Data entries for graphics
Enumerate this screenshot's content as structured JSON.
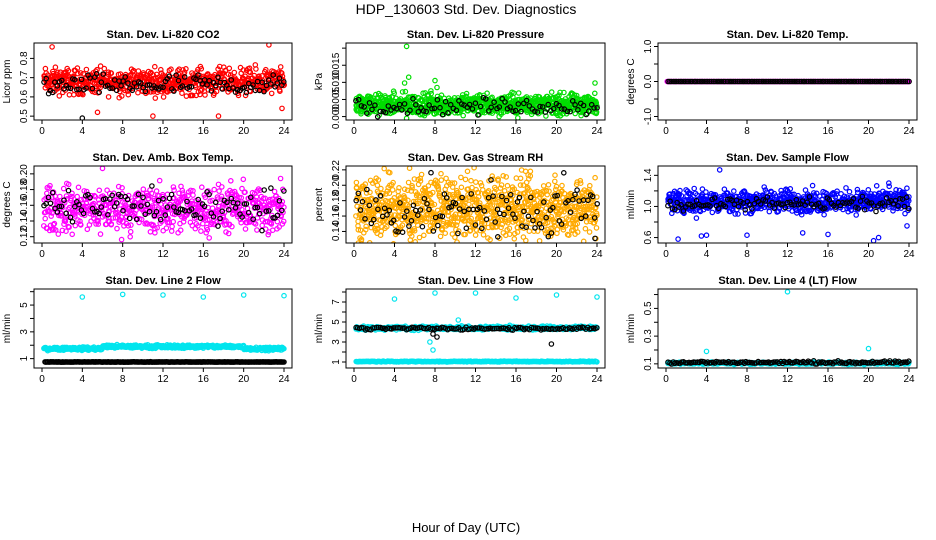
{
  "title": "HDP_130603  Std. Dev. Diagnostics",
  "xlabel": "Hour of Day (UTC)",
  "chart_data": [
    {
      "type": "scatter",
      "title": "Stan. Dev. Li-820 CO2",
      "ylabel": "Licor ppm",
      "xlim": [
        0,
        24
      ],
      "ylim": [
        0.48,
        0.88
      ],
      "xticks": [
        0,
        4,
        8,
        12,
        16,
        20,
        24
      ],
      "yticks": [
        0.5,
        0.6,
        0.7,
        0.8
      ],
      "ytick_labels": [
        "0.5",
        "0.6",
        "0.7",
        "0.8"
      ],
      "series": [
        {
          "color": "#ff0000",
          "x_range": [
            0.2,
            24
          ],
          "count": 620,
          "pattern": "band",
          "center": 0.68,
          "spread": 0.1,
          "outliers": [
            [
              1,
              0.86
            ],
            [
              5.5,
              0.52
            ],
            [
              11,
              0.5
            ],
            [
              17.5,
              0.5
            ],
            [
              22.5,
              0.87
            ],
            [
              23.8,
              0.54
            ]
          ]
        },
        {
          "color": "#000000",
          "x_range": [
            0.2,
            24
          ],
          "count": 110,
          "pattern": "band",
          "center": 0.66,
          "spread": 0.08,
          "outliers": [
            [
              4,
              0.49
            ]
          ]
        }
      ]
    },
    {
      "type": "scatter",
      "title": "Stan. Dev. Li-820 Pressure",
      "ylabel": "kPa",
      "xlim": [
        0,
        24
      ],
      "ylim": [
        -0.001,
        0.0215
      ],
      "xticks": [
        0,
        4,
        8,
        12,
        16,
        20,
        24
      ],
      "yticks": [
        0.0,
        0.005,
        0.01,
        0.015,
        0.02
      ],
      "ytick_labels": [
        "0.000",
        "0.005",
        "0.010",
        "0.015",
        ""
      ],
      "series": [
        {
          "color": "#00dd00",
          "x_range": [
            0.2,
            24
          ],
          "count": 900,
          "pattern": "band",
          "center": 0.0035,
          "spread": 0.0045,
          "outliers": [
            [
              5.2,
              0.0205
            ],
            [
              5,
              0.0098
            ],
            [
              5.4,
              0.0115
            ],
            [
              4.8,
              0.0072
            ],
            [
              8,
              0.0105
            ],
            [
              8.2,
              0.0085
            ],
            [
              7.6,
              0.0075
            ],
            [
              23.8,
              0.0098
            ],
            [
              5.2,
              -0.0005
            ]
          ]
        },
        {
          "color": "#000000",
          "x_range": [
            0.2,
            24
          ],
          "count": 90,
          "pattern": "band",
          "center": 0.003,
          "spread": 0.0035,
          "outliers": []
        }
      ]
    },
    {
      "type": "scatter",
      "title": "Stan. Dev. Li-820 Temp.",
      "ylabel": "degrees C",
      "xlim": [
        0,
        24
      ],
      "ylim": [
        -1.1,
        1.1
      ],
      "xticks": [
        0,
        4,
        8,
        12,
        16,
        20,
        24
      ],
      "yticks": [
        -1.0,
        -0.5,
        0.0,
        0.5,
        1.0
      ],
      "ytick_labels": [
        "-1.0",
        "",
        "0.0",
        "",
        "1.0"
      ],
      "series": [
        {
          "color": "#ff00ff",
          "x_range": [
            0.1,
            24
          ],
          "count": 220,
          "pattern": "flat",
          "center": 0.0,
          "spread": 0.0,
          "outliers": []
        },
        {
          "color": "#000000",
          "x_range": [
            0.2,
            24
          ],
          "count": 140,
          "pattern": "flat",
          "center": 0.0,
          "spread": 0.0,
          "outliers": []
        }
      ]
    },
    {
      "type": "scatter",
      "title": "Stan. Dev. Amb. Box Temp.",
      "ylabel": "degrees C",
      "xlim": [
        0,
        24
      ],
      "ylim": [
        0.112,
        0.21
      ],
      "xticks": [
        0,
        4,
        8,
        12,
        16,
        20,
        24
      ],
      "yticks": [
        0.12,
        0.14,
        0.16,
        0.18,
        0.2
      ],
      "ytick_labels": [
        "0.12",
        "0.14",
        "0.16",
        "0.18",
        "0.20"
      ],
      "series": [
        {
          "color": "#ff00ff",
          "x_range": [
            0.2,
            24
          ],
          "count": 620,
          "pattern": "band",
          "center": 0.155,
          "spread": 0.045,
          "outliers": [
            [
              6,
              0.207
            ],
            [
              11.2,
              0.125
            ],
            [
              13.5,
              0.125
            ],
            [
              22.5,
              0.126
            ]
          ]
        },
        {
          "color": "#000000",
          "x_range": [
            0.2,
            24
          ],
          "count": 110,
          "pattern": "band",
          "center": 0.158,
          "spread": 0.035,
          "outliers": []
        }
      ]
    },
    {
      "type": "scatter",
      "title": "Stan. Dev. Gas Stream RH",
      "ylabel": "percent",
      "xlim": [
        0,
        24
      ],
      "ylim": [
        0.125,
        0.225
      ],
      "xticks": [
        0,
        4,
        8,
        12,
        16,
        20,
        24
      ],
      "yticks": [
        0.14,
        0.16,
        0.18,
        0.2,
        0.22
      ],
      "ytick_labels": [
        "0.14",
        "0.16",
        "0.18",
        "0.20",
        "0.22"
      ],
      "series": [
        {
          "color": "#ffaa00",
          "x_range": [
            0.2,
            24
          ],
          "count": 950,
          "pattern": "band",
          "center": 0.17,
          "spread": 0.06,
          "outliers": []
        },
        {
          "color": "#000000",
          "x_range": [
            0.2,
            24
          ],
          "count": 110,
          "pattern": "band",
          "center": 0.168,
          "spread": 0.05,
          "outliers": [
            [
              14.2,
              0.133
            ],
            [
              23.8,
              0.131
            ],
            [
              19.5,
              0.138
            ]
          ]
        }
      ]
    },
    {
      "type": "scatter",
      "title": "Stan. Dev. Sample Flow",
      "ylabel": "ml/min",
      "xlim": [
        0,
        24
      ],
      "ylim": [
        0.53,
        1.52
      ],
      "xticks": [
        0,
        4,
        8,
        12,
        16,
        20,
        24
      ],
      "yticks": [
        0.6,
        0.8,
        1.0,
        1.2,
        1.4
      ],
      "ytick_labels": [
        "0.6",
        "",
        "1.0",
        "",
        "1.4"
      ],
      "series": [
        {
          "color": "#0000ff",
          "x_range": [
            0.2,
            24
          ],
          "count": 700,
          "pattern": "band",
          "center": 1.07,
          "spread": 0.22,
          "outliers": [
            [
              1.2,
              0.58
            ],
            [
              3.5,
              0.62
            ],
            [
              4,
              0.63
            ],
            [
              5.3,
              1.47
            ],
            [
              8,
              0.63
            ],
            [
              13.5,
              0.66
            ],
            [
              16,
              0.64
            ],
            [
              20.5,
              0.56
            ],
            [
              21,
              0.6
            ],
            [
              22,
              1.3
            ],
            [
              23.8,
              0.75
            ],
            [
              3,
              0.85
            ]
          ]
        },
        {
          "color": "#000000",
          "x_range": [
            0.2,
            24
          ],
          "count": 110,
          "pattern": "band",
          "center": 1.03,
          "spread": 0.12,
          "outliers": []
        }
      ]
    },
    {
      "type": "scatter",
      "title": "Stan. Dev. Line 2 Flow",
      "ylabel": "ml/min",
      "xlim": [
        0,
        24
      ],
      "ylim": [
        0.3,
        6.2
      ],
      "xticks": [
        0,
        4,
        8,
        12,
        16,
        20,
        24
      ],
      "yticks": [
        1,
        2,
        3,
        4,
        5,
        6
      ],
      "ytick_labels": [
        "1",
        "",
        "3",
        "",
        "5",
        ""
      ],
      "series": [
        {
          "color": "#00e5ee",
          "x_range": [
            0.2,
            24
          ],
          "count": 520,
          "pattern": "hump",
          "center": 1.75,
          "spread": 0.3,
          "outliers": [
            [
              4,
              5.6
            ],
            [
              8,
              5.8
            ],
            [
              12,
              5.75
            ],
            [
              16,
              5.6
            ],
            [
              20,
              5.75
            ],
            [
              24,
              5.7
            ]
          ]
        },
        {
          "color": "#000000",
          "x_range": [
            0.3,
            24
          ],
          "count": 250,
          "pattern": "flat",
          "center": 0.75,
          "spread": 0.02,
          "outliers": []
        }
      ]
    },
    {
      "type": "scatter",
      "title": "Stan. Dev. Line 3 Flow",
      "ylabel": "ml/min",
      "xlim": [
        0,
        24
      ],
      "ylim": [
        0.4,
        8.3
      ],
      "xticks": [
        0,
        4,
        8,
        12,
        16,
        20,
        24
      ],
      "yticks": [
        1,
        2,
        3,
        4,
        5,
        6,
        7,
        8
      ],
      "ytick_labels": [
        "1",
        "",
        "3",
        "",
        "5",
        "",
        "7",
        ""
      ],
      "series": [
        {
          "color": "#00e5ee",
          "x_range": [
            0.2,
            24
          ],
          "count": 380,
          "pattern": "flat",
          "center": 4.4,
          "spread": 0.3,
          "outliers": [
            [
              4,
              7.3
            ],
            [
              8,
              7.9
            ],
            [
              12,
              7.9
            ],
            [
              16,
              7.4
            ],
            [
              20,
              7.7
            ],
            [
              24,
              7.5
            ],
            [
              7.5,
              3.0
            ],
            [
              7.8,
              2.2
            ],
            [
              10.3,
              5.2
            ]
          ]
        },
        {
          "color": "#00e5ee",
          "x_range": [
            0.2,
            24
          ],
          "count": 260,
          "pattern": "flat",
          "center": 1.05,
          "spread": 0.06,
          "outliers": []
        },
        {
          "color": "#000000",
          "x_range": [
            0.2,
            24
          ],
          "count": 130,
          "pattern": "flat",
          "center": 4.35,
          "spread": 0.2,
          "outliers": [
            [
              7.8,
              3.8
            ],
            [
              19.5,
              2.8
            ],
            [
              8.2,
              3.5
            ]
          ]
        }
      ]
    },
    {
      "type": "scatter",
      "title": "Stan. Dev. Line 4 (LT) Flow",
      "ylabel": "ml/min",
      "xlim": [
        0,
        24
      ],
      "ylim": [
        0.07,
        0.64
      ],
      "xticks": [
        0,
        4,
        8,
        12,
        16,
        20,
        24
      ],
      "yticks": [
        0.1,
        0.2,
        0.3,
        0.4,
        0.5,
        0.6
      ],
      "ytick_labels": [
        "0.1",
        "",
        "0.3",
        "",
        "0.5",
        ""
      ],
      "series": [
        {
          "color": "#00e5ee",
          "x_range": [
            0.2,
            24
          ],
          "count": 420,
          "pattern": "flat",
          "center": 0.105,
          "spread": 0.012,
          "outliers": [
            [
              12,
              0.62
            ],
            [
              4,
              0.19
            ],
            [
              20,
              0.21
            ]
          ]
        },
        {
          "color": "#000000",
          "x_range": [
            0.2,
            24
          ],
          "count": 140,
          "pattern": "flat",
          "center": 0.11,
          "spread": 0.015,
          "outliers": []
        }
      ]
    }
  ]
}
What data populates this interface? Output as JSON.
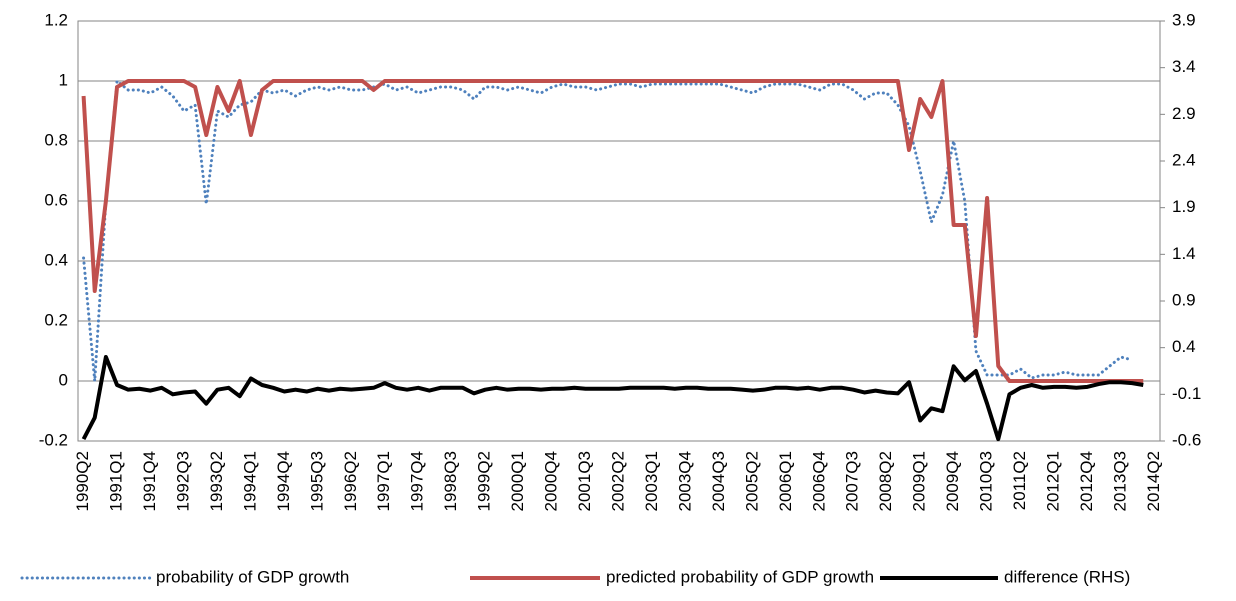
{
  "chart_data": {
    "type": "line",
    "categories": [
      "1990Q2",
      null,
      null,
      "1991Q1",
      null,
      null,
      "1991Q4",
      null,
      null,
      "1992Q3",
      null,
      null,
      "1993Q2",
      null,
      null,
      "1994Q1",
      null,
      null,
      "1994Q4",
      null,
      null,
      "1995Q3",
      null,
      null,
      "1996Q2",
      null,
      null,
      "1997Q1",
      null,
      null,
      "1997Q4",
      null,
      null,
      "1998Q3",
      null,
      null,
      "1999Q2",
      null,
      null,
      "2000Q1",
      null,
      null,
      "2000Q4",
      null,
      null,
      "2001Q3",
      null,
      null,
      "2002Q2",
      null,
      null,
      "2003Q1",
      null,
      null,
      "2003Q4",
      null,
      null,
      "2004Q3",
      null,
      null,
      "2005Q2",
      null,
      null,
      "2006Q1",
      null,
      null,
      "2006Q4",
      null,
      null,
      "2007Q3",
      null,
      null,
      "2008Q2",
      null,
      null,
      "2009Q1",
      null,
      null,
      "2009Q4",
      null,
      null,
      "2010Q3",
      null,
      null,
      "2011Q2",
      null,
      null,
      "2012Q1",
      null,
      null,
      "2012Q4",
      null,
      null,
      "2013Q3",
      null,
      null,
      "2014Q2"
    ],
    "series": [
      {
        "name": "probability of GDP growth",
        "color": "#4f81bd",
        "line_style": "dotted",
        "values": [
          0.41,
          0.0,
          0.6,
          1.0,
          0.97,
          0.97,
          0.96,
          0.98,
          0.95,
          0.9,
          0.92,
          0.59,
          0.9,
          0.88,
          0.92,
          0.93,
          0.97,
          0.96,
          0.97,
          0.95,
          0.97,
          0.98,
          0.97,
          0.98,
          0.97,
          0.97,
          0.98,
          0.99,
          0.97,
          0.98,
          0.96,
          0.97,
          0.98,
          0.98,
          0.97,
          0.94,
          0.98,
          0.98,
          0.97,
          0.98,
          0.97,
          0.96,
          0.98,
          0.99,
          0.98,
          0.98,
          0.97,
          0.98,
          0.99,
          0.99,
          0.98,
          0.99,
          0.99,
          0.99,
          0.99,
          0.99,
          0.99,
          0.99,
          0.98,
          0.97,
          0.96,
          0.98,
          0.99,
          0.99,
          0.99,
          0.98,
          0.97,
          0.99,
          0.99,
          0.97,
          0.94,
          0.96,
          0.96,
          0.92,
          0.85,
          0.7,
          0.53,
          0.62,
          0.8,
          0.6,
          0.1,
          0.02,
          0.02,
          0.02,
          0.04,
          0.01,
          0.02,
          0.02,
          0.03,
          0.02,
          0.02,
          0.02,
          0.05,
          0.08,
          0.07,
          null,
          null
        ]
      },
      {
        "name": "predicted probability of GDP growth",
        "color": "#c0504d",
        "line_style": "solid",
        "values": [
          0.95,
          0.3,
          0.6,
          0.98,
          1,
          1,
          1,
          1,
          1,
          1,
          0.98,
          0.82,
          0.98,
          0.9,
          1,
          0.82,
          0.97,
          1,
          1,
          1,
          1,
          1,
          1,
          1,
          1,
          1,
          0.97,
          1,
          1,
          1,
          1,
          1,
          1,
          1,
          1,
          1,
          1,
          1,
          1,
          1,
          1,
          1,
          1,
          1,
          1,
          1,
          1,
          1,
          1,
          1,
          1,
          1,
          1,
          1,
          1,
          1,
          1,
          1,
          1,
          1,
          1,
          1,
          1,
          1,
          1,
          1,
          1,
          1,
          1,
          1,
          1,
          1,
          1,
          1,
          0.77,
          0.94,
          0.88,
          1,
          0.52,
          0.52,
          0.15,
          0.61,
          0.05,
          0,
          0,
          0,
          0,
          0,
          0,
          0,
          0,
          0,
          0,
          0,
          0,
          0,
          null
        ]
      },
      {
        "name": "difference (RHS)",
        "color": "#000000",
        "line_style": "solid",
        "axis": "y2",
        "values": [
          -0.58,
          -0.35,
          0.3,
          0,
          -0.05,
          -0.04,
          -0.06,
          -0.03,
          -0.1,
          -0.08,
          -0.07,
          -0.2,
          -0.05,
          -0.03,
          -0.12,
          0.07,
          0.0,
          -0.03,
          -0.07,
          -0.05,
          -0.07,
          -0.04,
          -0.06,
          -0.04,
          -0.05,
          -0.04,
          -0.03,
          0.02,
          -0.03,
          -0.05,
          -0.03,
          -0.06,
          -0.03,
          -0.03,
          -0.03,
          -0.09,
          -0.05,
          -0.03,
          -0.05,
          -0.04,
          -0.04,
          -0.05,
          -0.04,
          -0.04,
          -0.03,
          -0.04,
          -0.04,
          -0.04,
          -0.04,
          -0.03,
          -0.03,
          -0.03,
          -0.03,
          -0.04,
          -0.03,
          -0.03,
          -0.04,
          -0.04,
          -0.04,
          -0.05,
          -0.06,
          -0.05,
          -0.03,
          -0.03,
          -0.04,
          -0.03,
          -0.05,
          -0.03,
          -0.03,
          -0.05,
          -0.08,
          -0.06,
          -0.08,
          -0.09,
          0.03,
          -0.38,
          -0.25,
          -0.28,
          0.2,
          0.05,
          0.15,
          -0.2,
          -0.58,
          -0.1,
          -0.03,
          0.0,
          -0.03,
          -0.02,
          -0.02,
          -0.03,
          -0.02,
          0.01,
          0.03,
          0.03,
          0.02,
          0.0,
          null
        ]
      }
    ],
    "ylim": [
      -0.2,
      1.2
    ],
    "yticks": [
      -0.2,
      0,
      0.2,
      0.4,
      0.6,
      0.8,
      1,
      1.2
    ],
    "y2lim": [
      -0.6,
      3.9
    ],
    "y2ticks": [
      -0.6,
      -0.1,
      0.4,
      0.9,
      1.4,
      1.9,
      2.4,
      2.9,
      3.4,
      3.9
    ],
    "grid": true,
    "legend": "bottom"
  }
}
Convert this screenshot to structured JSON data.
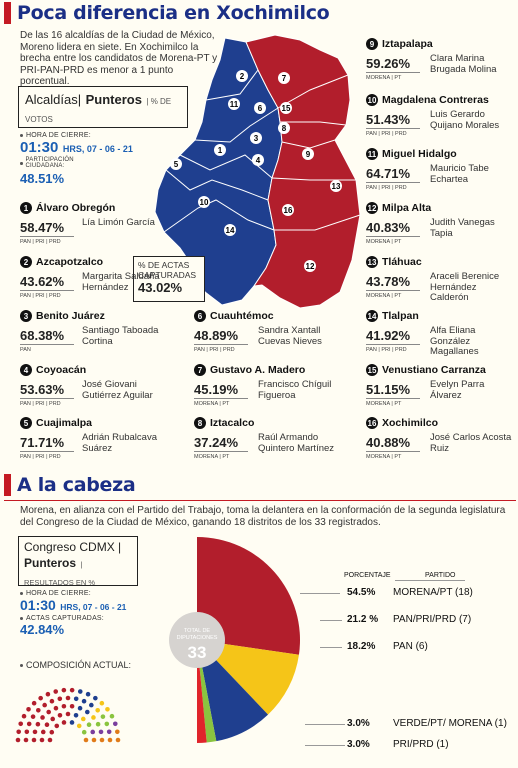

• _TASK TO COMPLETE_
Determine the count of lines in the data above with the string "this" in them, and give that count alone.

• _PROBLEM SOLUTION_
3